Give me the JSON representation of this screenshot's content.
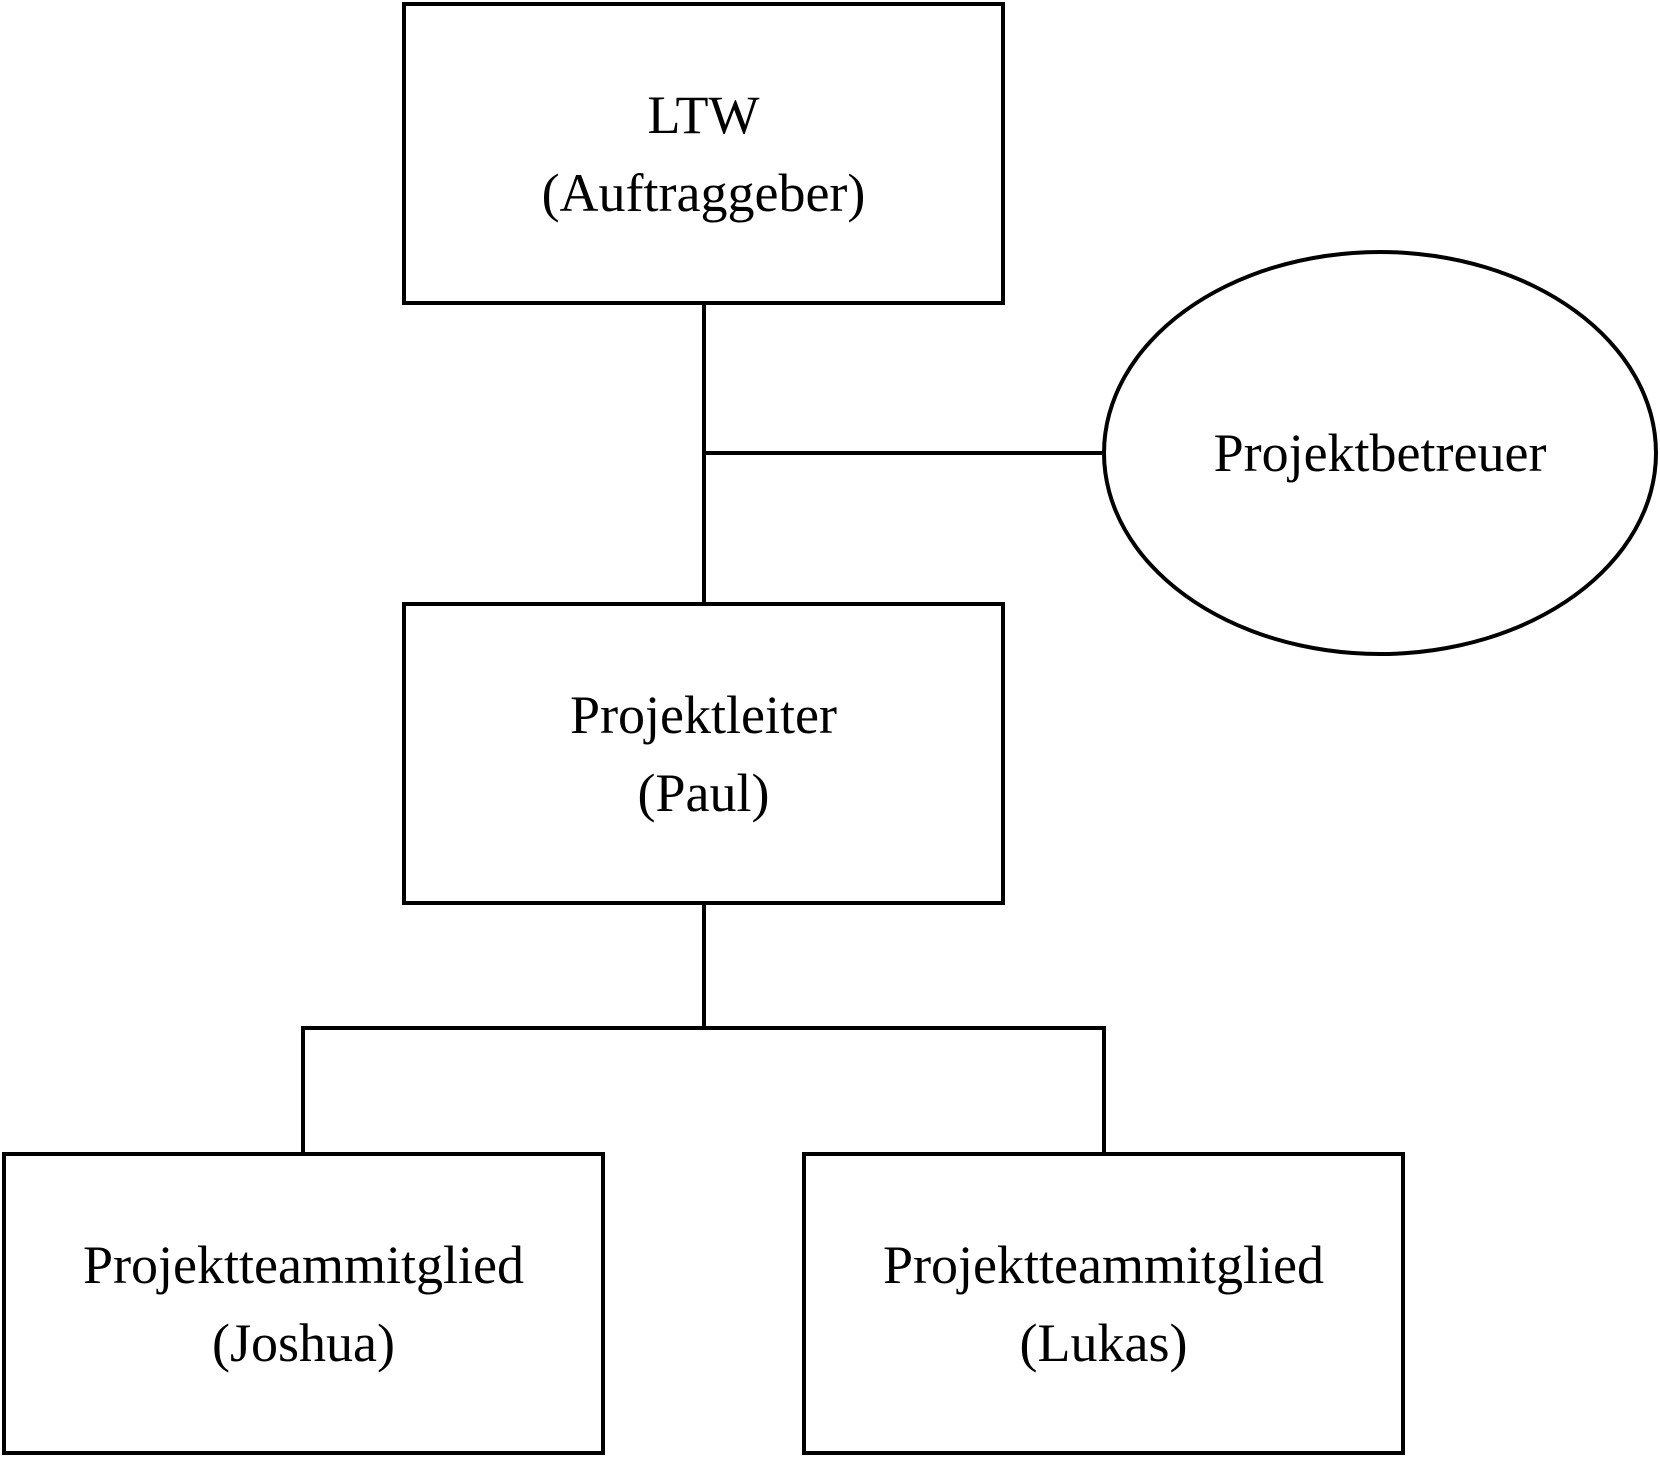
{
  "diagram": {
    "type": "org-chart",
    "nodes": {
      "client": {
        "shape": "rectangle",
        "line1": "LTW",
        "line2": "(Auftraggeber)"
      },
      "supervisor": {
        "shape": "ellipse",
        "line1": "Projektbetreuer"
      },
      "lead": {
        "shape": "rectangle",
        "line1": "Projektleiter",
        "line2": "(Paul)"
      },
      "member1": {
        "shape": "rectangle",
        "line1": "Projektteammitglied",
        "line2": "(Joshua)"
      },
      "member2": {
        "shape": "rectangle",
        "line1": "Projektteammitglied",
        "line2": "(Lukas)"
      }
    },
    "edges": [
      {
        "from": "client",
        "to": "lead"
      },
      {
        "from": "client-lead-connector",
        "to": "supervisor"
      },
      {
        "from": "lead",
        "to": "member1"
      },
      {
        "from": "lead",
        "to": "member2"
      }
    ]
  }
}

__________

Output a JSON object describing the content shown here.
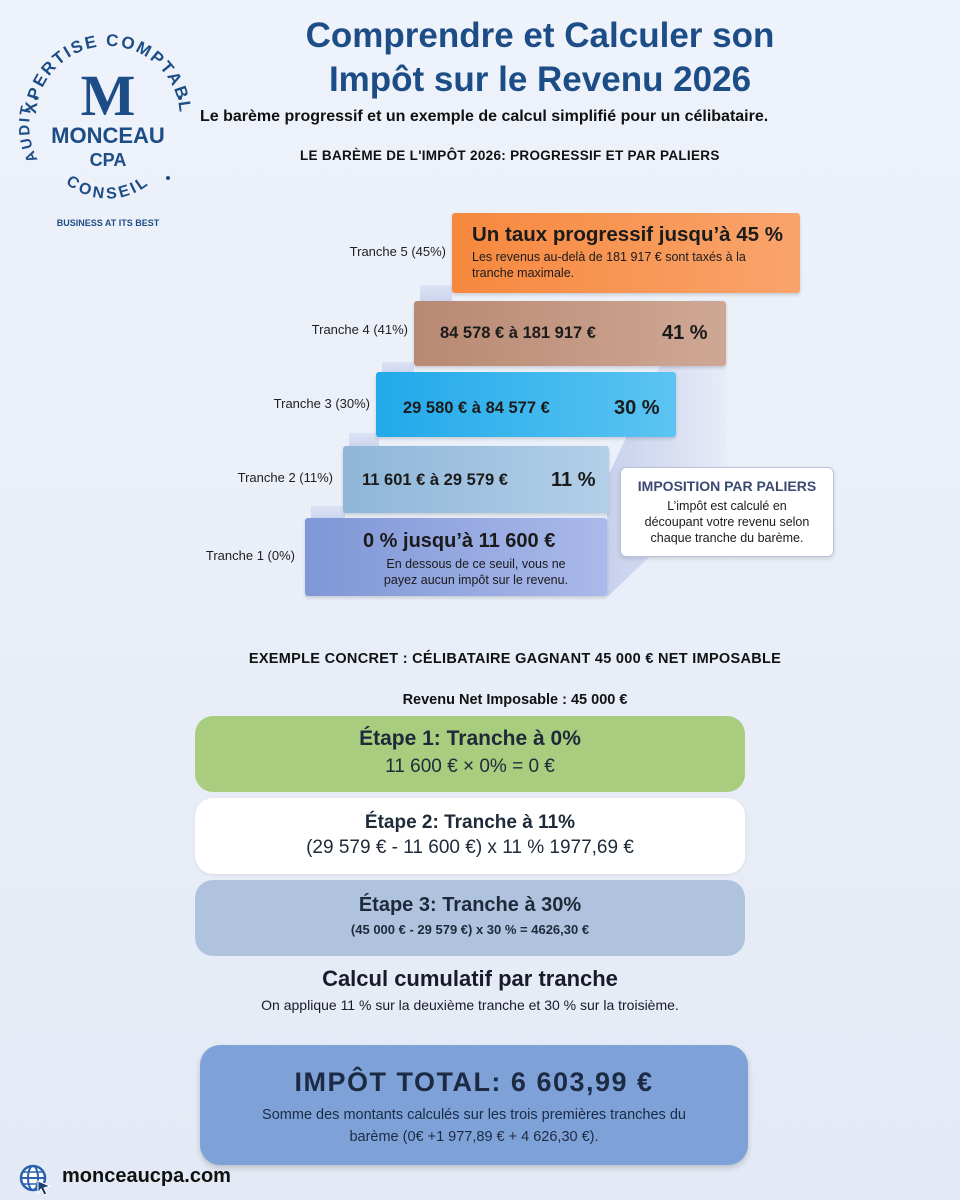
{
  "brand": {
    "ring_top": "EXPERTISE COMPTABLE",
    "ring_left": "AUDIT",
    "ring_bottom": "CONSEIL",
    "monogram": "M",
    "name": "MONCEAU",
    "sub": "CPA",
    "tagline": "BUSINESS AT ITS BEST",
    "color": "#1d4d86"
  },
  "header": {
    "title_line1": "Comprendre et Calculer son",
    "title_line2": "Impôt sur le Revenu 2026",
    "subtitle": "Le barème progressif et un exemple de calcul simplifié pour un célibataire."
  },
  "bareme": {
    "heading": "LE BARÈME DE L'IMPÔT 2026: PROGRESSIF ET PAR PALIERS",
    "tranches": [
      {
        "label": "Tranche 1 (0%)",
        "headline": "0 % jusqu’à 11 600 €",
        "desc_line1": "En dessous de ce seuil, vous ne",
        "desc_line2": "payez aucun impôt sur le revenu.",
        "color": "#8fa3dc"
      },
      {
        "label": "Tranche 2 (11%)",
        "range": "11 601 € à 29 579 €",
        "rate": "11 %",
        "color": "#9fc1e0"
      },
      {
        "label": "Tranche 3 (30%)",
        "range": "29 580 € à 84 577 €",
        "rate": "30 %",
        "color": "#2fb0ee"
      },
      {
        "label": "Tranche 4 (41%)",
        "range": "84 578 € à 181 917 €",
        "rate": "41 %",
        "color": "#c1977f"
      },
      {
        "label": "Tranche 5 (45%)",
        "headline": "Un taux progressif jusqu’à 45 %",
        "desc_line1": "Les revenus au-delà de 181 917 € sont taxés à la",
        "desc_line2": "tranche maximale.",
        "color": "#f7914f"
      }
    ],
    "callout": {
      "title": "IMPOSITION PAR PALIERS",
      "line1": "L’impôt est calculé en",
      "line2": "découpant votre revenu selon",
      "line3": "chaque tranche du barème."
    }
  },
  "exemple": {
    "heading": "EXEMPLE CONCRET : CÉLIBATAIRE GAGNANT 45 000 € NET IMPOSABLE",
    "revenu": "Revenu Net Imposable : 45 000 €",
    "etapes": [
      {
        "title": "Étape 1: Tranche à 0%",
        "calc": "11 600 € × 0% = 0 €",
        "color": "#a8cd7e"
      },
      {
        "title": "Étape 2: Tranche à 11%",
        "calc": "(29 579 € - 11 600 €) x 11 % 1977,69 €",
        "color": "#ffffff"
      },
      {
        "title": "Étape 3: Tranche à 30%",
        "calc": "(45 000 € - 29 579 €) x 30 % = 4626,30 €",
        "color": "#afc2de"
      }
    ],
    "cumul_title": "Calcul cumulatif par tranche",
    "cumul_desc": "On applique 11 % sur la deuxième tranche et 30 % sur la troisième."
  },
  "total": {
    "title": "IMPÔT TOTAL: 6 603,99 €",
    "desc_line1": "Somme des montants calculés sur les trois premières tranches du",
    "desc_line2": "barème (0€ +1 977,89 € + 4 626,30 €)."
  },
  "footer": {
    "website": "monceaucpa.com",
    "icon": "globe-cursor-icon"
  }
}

__________

#### PROBLEM TO WORK ON:
Among the entries above, how many lines include the word "from"? Give the number with no comment.

#### RESPONSE TO THE TASK:
4